Jiangzicui (, formerly transliterated as Chiangtzu Tsui Station until 2003) is a metro station in New Taipei, Taiwan served by Taipei Metro.

Station overview

This two-level, underground station has an island platform and six exits. It is located at the intersection of Wenhua Road and Shuangshi Road.

The station is not in the same location as the Japanese era station (Gangzui Station), which was located at the intersection of Xianmin Boulevard and Sanmin Road and has since been demolished.

Originally, this station was supposed to be called Shuangshi Station (雙十站), but this was later changed to its current name in reference to a tributary of the Dahan River which the Banqiao Line passes under.

Station layout

Exits
Exit 1: Intersection of Wenhua Rd. Sec. 2 and Shuangshi Rd. Sec. 3
Exit 2: Intersection of Wenhua Rd. Sec. 2 and Shuangshi Rd. Sec. 3
Exit 3: Intersection of Wenhua Rd. Sec. 2 and Shuangshi Rd. Sec. 2 
Exit 4: Intersection of Wenhua Rd. Sec. 2 and Shuangshi Rd. Sec. 2
Exit 5: Near the intersection of Wenhua Rd. Sec. 2 and Renhua St.
Exit 6: Lane 383, Wenhua Rd. Sec. 2 (towards Banqiao)

**What you need to do**
[A] Answer these about the Jiangzicui station article:
(i) Until what year was the station's name transliterated as Chiangtzu Tsui Station?
(ii) At which intersection does the station sit?
(iii) What name was the station originally supposed to have?
[B] Rewrite the stretch from "The station is" through "Line passes under." in the Jiangzicui station article, swapping "Dahan River" for "Tamsui River".
The listing that comes next plays no part in any of this.

**Dataset content**
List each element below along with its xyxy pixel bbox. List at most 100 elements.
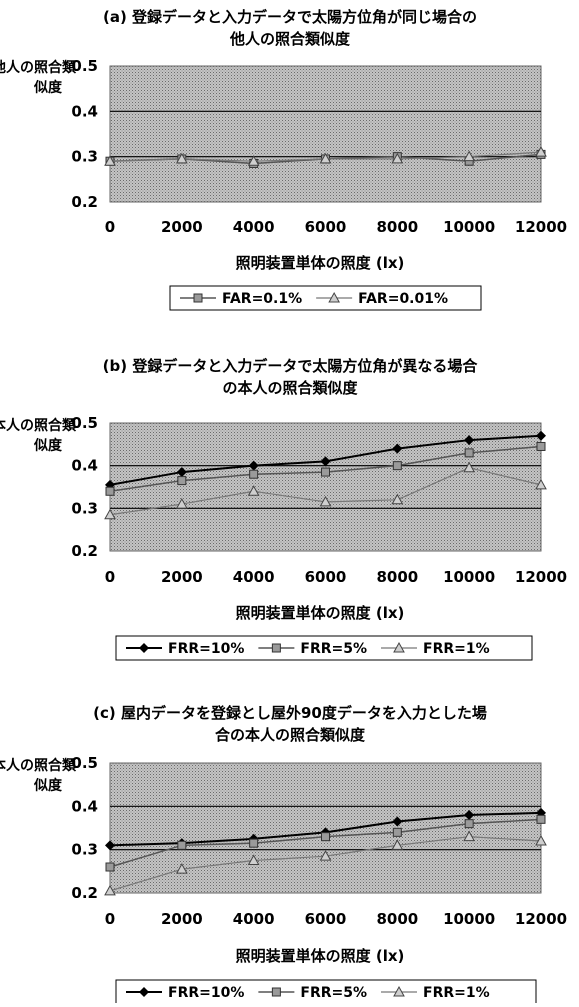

**Results for the exercise**
[A]
(i) 2003
(ii) Wenhua Road and Shuangshi Road
(iii) Shuangshi Station (雙十站)

[B]
The station is not in the same location as the Japanese era station (Gangzui Station), which was located at the intersection of Xianmin Boulevard and Sanmin Road and has since been demolished.

Originally, this station was supposed to be called Shuangshi Station (雙十站), but this was later changed to its current name in reference to a tributary of the Tamsui River which the Banqiao Line passes under.